> [Document text]:
--------

Re: Fails to run two multi-language pipelines locally?

Jaehyeon Kim Sun, 10 Mar 2024 16:27:08 -0700

Hello Robert

Thanks for the explanation.


As I'm new to Beam, I don't understand the issue fully but it doesn't seem
to be a docker-in-docker issue because the Flink cluster runs locally, not
relying on Docker and the pipeline works if I don't specify the
*flink_master* option, which uses an embedded flink cluster - the Flink
cluster simply starts as *./setup/flink-1.16.3/bin/start-cluster.sh* .

I see tasks run in a Docker container with the host network, I adjusted the
Kafka bootstrap address accordingly as *host.docker.internal:29092*.
Therefore access to kafka is not an issue as well.

I also checked *SqlTransform *and *ReadFromKafka *rely on
*BeamJarExpansionService*() with its own Gradle target and I'm not sure
what you recommend is to launch my own expansion service.

Basically, at this moment, I'm not sure why it works if I don't
specify the *flink_master
*option but it fails with it.

--------

[Labeled region entries]

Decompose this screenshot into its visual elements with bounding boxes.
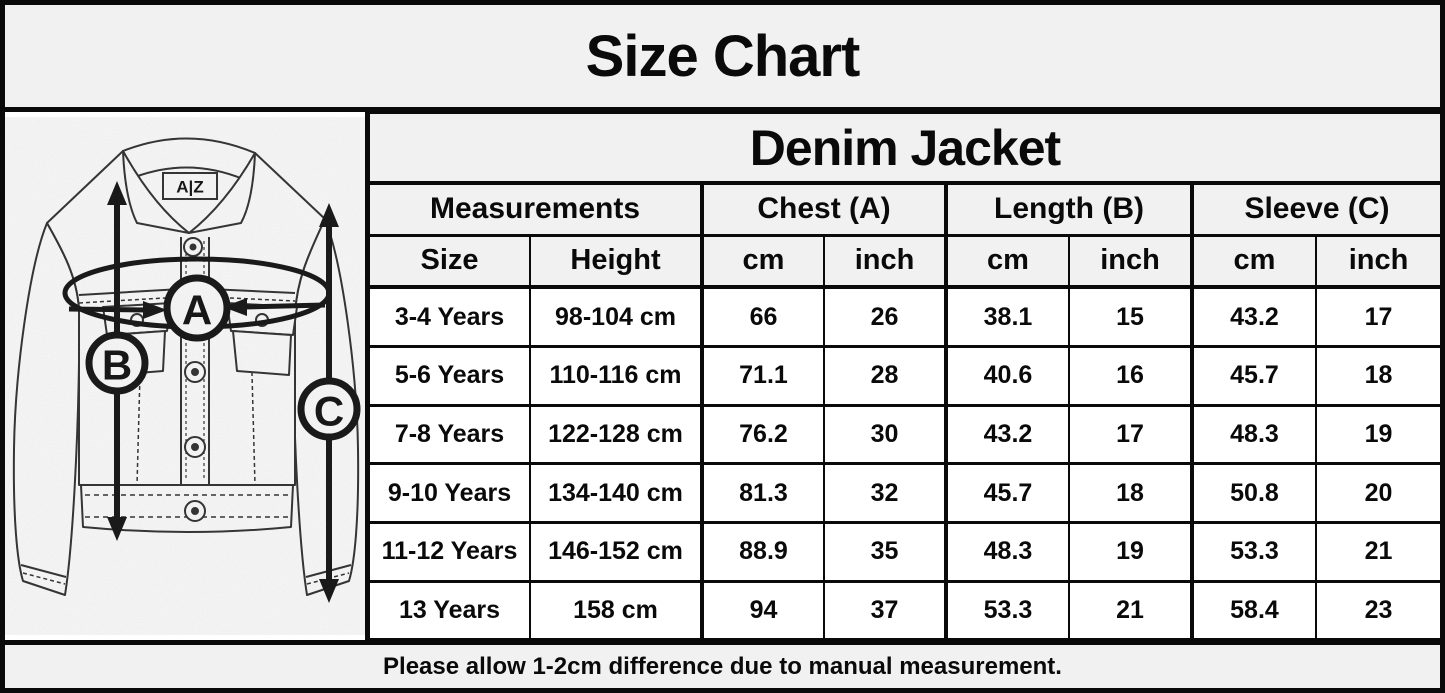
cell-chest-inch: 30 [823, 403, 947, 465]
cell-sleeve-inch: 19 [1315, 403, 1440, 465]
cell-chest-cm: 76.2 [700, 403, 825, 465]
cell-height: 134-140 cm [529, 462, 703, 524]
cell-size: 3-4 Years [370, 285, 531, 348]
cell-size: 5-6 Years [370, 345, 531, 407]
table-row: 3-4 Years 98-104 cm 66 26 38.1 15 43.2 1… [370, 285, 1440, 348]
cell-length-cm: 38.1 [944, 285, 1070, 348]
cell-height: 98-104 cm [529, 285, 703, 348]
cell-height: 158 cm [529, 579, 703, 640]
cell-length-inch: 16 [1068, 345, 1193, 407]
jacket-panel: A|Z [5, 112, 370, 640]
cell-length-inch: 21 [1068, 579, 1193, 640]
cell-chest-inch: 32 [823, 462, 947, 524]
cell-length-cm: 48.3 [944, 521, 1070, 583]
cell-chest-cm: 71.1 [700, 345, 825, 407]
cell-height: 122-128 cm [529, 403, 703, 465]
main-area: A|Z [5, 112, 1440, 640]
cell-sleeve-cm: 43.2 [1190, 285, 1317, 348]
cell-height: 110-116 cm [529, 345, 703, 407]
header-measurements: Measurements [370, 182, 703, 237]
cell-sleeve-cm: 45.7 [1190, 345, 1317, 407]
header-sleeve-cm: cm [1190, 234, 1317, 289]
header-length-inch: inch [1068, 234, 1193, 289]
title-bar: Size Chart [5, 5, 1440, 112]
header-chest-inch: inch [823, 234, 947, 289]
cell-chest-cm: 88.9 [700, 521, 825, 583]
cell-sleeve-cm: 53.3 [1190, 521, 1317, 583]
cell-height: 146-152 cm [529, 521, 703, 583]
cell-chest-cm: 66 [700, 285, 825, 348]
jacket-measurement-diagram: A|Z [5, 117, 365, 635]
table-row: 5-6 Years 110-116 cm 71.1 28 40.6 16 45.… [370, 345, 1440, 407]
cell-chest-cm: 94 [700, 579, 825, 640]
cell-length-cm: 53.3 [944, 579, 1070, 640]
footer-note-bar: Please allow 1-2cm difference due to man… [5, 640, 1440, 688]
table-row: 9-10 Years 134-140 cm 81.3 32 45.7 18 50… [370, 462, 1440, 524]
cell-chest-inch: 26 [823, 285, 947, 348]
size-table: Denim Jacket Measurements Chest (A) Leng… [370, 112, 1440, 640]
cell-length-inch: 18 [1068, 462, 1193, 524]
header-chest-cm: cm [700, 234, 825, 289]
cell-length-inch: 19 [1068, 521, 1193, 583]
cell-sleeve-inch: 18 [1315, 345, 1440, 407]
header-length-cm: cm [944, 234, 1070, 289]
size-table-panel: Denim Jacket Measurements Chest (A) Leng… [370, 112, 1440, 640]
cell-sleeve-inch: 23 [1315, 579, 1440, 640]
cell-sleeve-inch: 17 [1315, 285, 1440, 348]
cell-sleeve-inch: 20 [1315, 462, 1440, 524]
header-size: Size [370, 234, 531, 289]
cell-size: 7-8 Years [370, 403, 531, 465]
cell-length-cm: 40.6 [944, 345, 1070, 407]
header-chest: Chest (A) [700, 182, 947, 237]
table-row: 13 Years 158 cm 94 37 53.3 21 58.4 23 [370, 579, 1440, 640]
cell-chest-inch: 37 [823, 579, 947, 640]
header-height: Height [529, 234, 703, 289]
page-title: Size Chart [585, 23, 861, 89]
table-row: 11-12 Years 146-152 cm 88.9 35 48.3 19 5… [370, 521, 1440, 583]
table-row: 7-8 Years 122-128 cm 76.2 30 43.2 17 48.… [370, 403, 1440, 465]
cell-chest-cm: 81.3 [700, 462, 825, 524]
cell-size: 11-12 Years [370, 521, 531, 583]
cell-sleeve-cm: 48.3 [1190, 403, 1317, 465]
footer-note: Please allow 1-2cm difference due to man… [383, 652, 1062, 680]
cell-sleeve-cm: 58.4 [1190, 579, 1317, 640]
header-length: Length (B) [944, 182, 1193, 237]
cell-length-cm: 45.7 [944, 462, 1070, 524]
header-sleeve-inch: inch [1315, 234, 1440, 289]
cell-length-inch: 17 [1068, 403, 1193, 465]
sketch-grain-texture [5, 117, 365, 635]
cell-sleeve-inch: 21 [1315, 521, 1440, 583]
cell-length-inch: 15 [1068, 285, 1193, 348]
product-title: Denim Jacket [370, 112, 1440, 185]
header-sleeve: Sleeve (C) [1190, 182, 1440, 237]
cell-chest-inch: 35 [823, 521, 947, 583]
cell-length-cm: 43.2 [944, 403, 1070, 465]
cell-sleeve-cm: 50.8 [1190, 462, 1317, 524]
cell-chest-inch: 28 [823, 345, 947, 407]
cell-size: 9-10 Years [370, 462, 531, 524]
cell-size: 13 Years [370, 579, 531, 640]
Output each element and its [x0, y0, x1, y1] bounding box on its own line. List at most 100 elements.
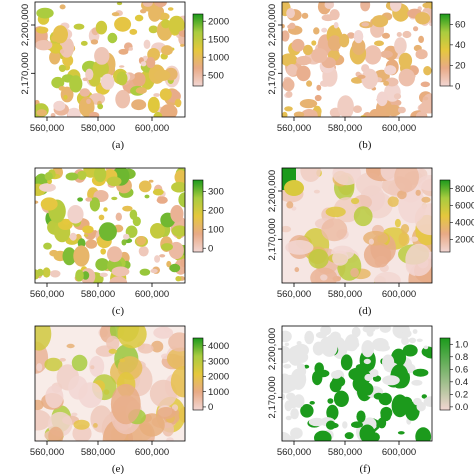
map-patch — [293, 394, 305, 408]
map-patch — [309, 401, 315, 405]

--------

> [Exercise description]: Copy out the stretch of the forum reply from "As I'm new to" through "issue as well.", swapping "bootstrap address" for "broker address".

> [Result for this exercise]:
As I'm new to Beam, I don't understand the issue fully but it doesn't seem
to be a docker-in-docker issue because the Flink cluster runs locally, not
relying on Docker and the pipeline works if I don't specify the
*flink_master* option, which uses an embedded flink cluster - the Flink
cluster simply starts as *./setup/flink-1.16.3/bin/start-cluster.sh* .

I see tasks run in a Docker container with the host network, I adjusted the
Kafka broker address accordingly as *host.docker.internal:29092*.
Therefore access to kafka is not an issue as well.